* AIM *
Quote all of the data below exactly, please.

(Stored data entries)
-- begin --
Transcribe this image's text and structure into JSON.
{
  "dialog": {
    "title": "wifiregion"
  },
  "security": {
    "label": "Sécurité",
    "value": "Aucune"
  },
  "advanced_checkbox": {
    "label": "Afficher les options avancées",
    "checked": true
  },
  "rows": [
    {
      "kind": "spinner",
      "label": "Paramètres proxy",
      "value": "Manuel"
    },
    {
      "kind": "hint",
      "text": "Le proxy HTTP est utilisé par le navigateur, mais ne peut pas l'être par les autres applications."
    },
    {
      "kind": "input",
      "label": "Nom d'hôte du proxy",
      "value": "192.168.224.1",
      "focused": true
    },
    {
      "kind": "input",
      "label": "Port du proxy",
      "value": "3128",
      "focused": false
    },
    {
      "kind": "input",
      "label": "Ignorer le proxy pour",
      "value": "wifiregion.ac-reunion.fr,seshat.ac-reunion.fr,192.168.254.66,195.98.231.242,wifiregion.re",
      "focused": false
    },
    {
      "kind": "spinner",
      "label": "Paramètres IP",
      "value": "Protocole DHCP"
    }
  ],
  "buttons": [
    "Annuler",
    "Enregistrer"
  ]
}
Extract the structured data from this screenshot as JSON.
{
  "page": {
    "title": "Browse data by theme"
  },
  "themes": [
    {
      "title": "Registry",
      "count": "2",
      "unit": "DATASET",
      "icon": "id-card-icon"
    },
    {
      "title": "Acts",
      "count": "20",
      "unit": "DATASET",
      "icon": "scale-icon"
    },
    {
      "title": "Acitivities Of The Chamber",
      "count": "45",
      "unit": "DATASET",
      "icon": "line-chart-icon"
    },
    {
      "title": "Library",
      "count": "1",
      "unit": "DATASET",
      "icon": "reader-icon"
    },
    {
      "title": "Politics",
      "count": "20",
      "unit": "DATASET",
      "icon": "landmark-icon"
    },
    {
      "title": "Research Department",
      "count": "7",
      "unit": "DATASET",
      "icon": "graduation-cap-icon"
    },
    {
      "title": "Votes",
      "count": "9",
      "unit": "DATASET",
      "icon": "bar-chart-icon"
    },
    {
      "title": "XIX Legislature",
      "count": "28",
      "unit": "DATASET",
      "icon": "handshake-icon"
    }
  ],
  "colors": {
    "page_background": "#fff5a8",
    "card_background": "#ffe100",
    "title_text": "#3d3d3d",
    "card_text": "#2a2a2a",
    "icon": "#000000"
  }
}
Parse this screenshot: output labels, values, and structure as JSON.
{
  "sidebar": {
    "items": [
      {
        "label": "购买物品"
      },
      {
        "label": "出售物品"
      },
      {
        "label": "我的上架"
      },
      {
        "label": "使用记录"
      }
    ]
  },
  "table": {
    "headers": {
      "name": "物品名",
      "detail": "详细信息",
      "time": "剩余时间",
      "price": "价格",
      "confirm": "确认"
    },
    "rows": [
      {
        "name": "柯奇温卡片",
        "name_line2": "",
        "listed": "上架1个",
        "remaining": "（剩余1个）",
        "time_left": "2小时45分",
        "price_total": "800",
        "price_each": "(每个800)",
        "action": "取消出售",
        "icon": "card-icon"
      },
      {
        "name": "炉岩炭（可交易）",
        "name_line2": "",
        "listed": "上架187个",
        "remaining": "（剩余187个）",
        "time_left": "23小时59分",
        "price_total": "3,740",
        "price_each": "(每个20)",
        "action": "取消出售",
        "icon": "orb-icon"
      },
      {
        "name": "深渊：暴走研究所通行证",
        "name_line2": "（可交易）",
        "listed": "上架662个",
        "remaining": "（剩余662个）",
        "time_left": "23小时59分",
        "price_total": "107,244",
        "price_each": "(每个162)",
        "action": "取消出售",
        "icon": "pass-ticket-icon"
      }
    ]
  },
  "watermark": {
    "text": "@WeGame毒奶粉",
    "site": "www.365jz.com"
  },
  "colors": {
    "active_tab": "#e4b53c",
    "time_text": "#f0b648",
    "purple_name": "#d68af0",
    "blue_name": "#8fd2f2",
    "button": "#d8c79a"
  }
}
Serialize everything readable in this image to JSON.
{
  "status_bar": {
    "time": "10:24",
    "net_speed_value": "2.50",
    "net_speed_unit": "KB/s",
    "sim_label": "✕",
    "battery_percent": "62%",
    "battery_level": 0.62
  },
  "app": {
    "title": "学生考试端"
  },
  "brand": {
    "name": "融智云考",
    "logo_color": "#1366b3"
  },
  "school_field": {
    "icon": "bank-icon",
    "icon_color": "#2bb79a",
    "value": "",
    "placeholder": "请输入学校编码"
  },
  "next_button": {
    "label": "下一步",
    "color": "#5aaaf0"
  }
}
-- end --
* FULL SOLUTION *
Transcribe this image's text and structure into JSON.
{
  "dialog": {
    "title": "wifiregion"
  },
  "security": {
    "label": "Sécurité",
    "value": "Aucune"
  },
  "advanced_checkbox": {
    "label": "Afficher les options avancées",
    "checked": true
  },
  "rows": [
    {
      "kind": "spinner",
      "label": "Paramètres proxy",
      "value": "Manuel"
    },
    {
      "kind": "hint",
      "text": "Le proxy HTTP est utilisé par le navigateur, mais ne peut pas l'être par les autres applications."
    },
    {
      "kind": "input",
      "label": "Nom d'hôte du proxy",
      "value": "192.168.224.1",
      "focused": true
    },
    {
      "kind": "input",
      "label": "Port du proxy",
      "value": "3128",
      "focused": false
    },
    {
      "kind": "input",
      "label": "Ignorer le proxy pour",
      "value": "wifiregion.ac-reunion.fr,seshat.ac-reunion.fr,192.168.254.66,195.98.231.242,wifiregion.re",
      "focused": false
    },
    {
      "kind": "spinner",
      "label": "Paramètres IP",
      "value": "Protocole DHCP"
    }
  ],
  "buttons": [
    "Annuler",
    "Enregistrer"
  ]
}
Extract the structured data from this screenshot as JSON.
{
  "page": {
    "title": "Browse data by theme"
  },
  "themes": [
    {
      "title": "Registry",
      "count": "2",
      "unit": "DATASET",
      "icon": "id-card-icon"
    },
    {
      "title": "Acts",
      "count": "20",
      "unit": "DATASET",
      "icon": "scale-icon"
    },
    {
      "title": "Acitivities Of The Chamber",
      "count": "45",
      "unit": "DATASET",
      "icon": "line-chart-icon"
    },
    {
      "title": "Library",
      "count": "1",
      "unit": "DATASET",
      "icon": "reader-icon"
    },
    {
      "title": "Politics",
      "count": "20",
      "unit": "DATASET",
      "icon": "landmark-icon"
    },
    {
      "title": "Research Department",
      "count": "7",
      "unit": "DATASET",
      "icon": "graduation-cap-icon"
    },
    {
      "title": "Votes",
      "count": "9",
      "unit": "DATASET",
      "icon": "bar-chart-icon"
    },
    {
      "title": "XIX Legislature",
      "count": "28",
      "unit": "DATASET",
      "icon": "handshake-icon"
    }
  ],
  "colors": {
    "page_background": "#fff5a8",
    "card_background": "#ffe100",
    "title_text": "#3d3d3d",
    "card_text": "#2a2a2a",
    "icon": "#000000"
  }
}
Parse this screenshot: output labels, values, and structure as JSON.
{
  "sidebar": {
    "items": [
      {
        "label": "购买物品"
      },
      {
        "label": "出售物品"
      },
      {
        "label": "我的上架"
      },
      {
        "label": "使用记录"
      }
    ]
  },
  "table": {
    "headers": {
      "name": "物品名",
      "detail": "详细信息",
      "time": "剩余时间",
      "price": "价格",
      "confirm": "确认"
    },
    "rows": [
      {
        "name": "柯奇温卡片",
        "name_line2": "",
        "listed": "上架1个",
        "remaining": "（剩余1个）",
        "time_left": "2小时45分",
        "price_total": "800",
        "price_each": "(每个800)",
        "action": "取消出售",
        "icon": "card-icon"
      },
      {
        "name": "炉岩炭（可交易）",
        "name_line2": "",
        "listed": "上架187个",
        "remaining": "（剩余187个）",
        "time_left": "23小时59分",
        "price_total": "3,740",
        "price_each": "(每个20)",
        "action": "取消出售",
        "icon": "orb-icon"
      },
      {
        "name": "深渊：暴走研究所通行证",
        "name_line2": "（可交易）",
        "listed": "上架662个",
        "remaining": "（剩余662个）",
        "time_left": "23小时59分",
        "price_total": "107,244",
        "price_each": "(每个162)",
        "action": "取消出售",
        "icon": "pass-ticket-icon"
      }
    ]
  },
  "watermark": {
    "text": "@WeGame毒奶粉",
    "site": "www.365jz.com"
  },
  "colors": {
    "active_tab": "#e4b53c",
    "time_text": "#f0b648",
    "purple_name": "#d68af0",
    "blue_name": "#8fd2f2",
    "button": "#d8c79a"
  }
}
Serialize everything readable in this image to JSON.
{
  "status_bar": {
    "time": "10:24",
    "net_speed_value": "2.50",
    "net_speed_unit": "KB/s",
    "sim_label": "✕",
    "battery_percent": "62%",
    "battery_level": 0.62
  },
  "app": {
    "title": "学生考试端"
  },
  "brand": {
    "name": "融智云考",
    "logo_color": "#1366b3"
  },
  "school_field": {
    "icon": "bank-icon",
    "icon_color": "#2bb79a",
    "value": "",
    "placeholder": "请输入学校编码"
  },
  "next_button": {
    "label": "下一步",
    "color": "#5aaaf0"
  }
}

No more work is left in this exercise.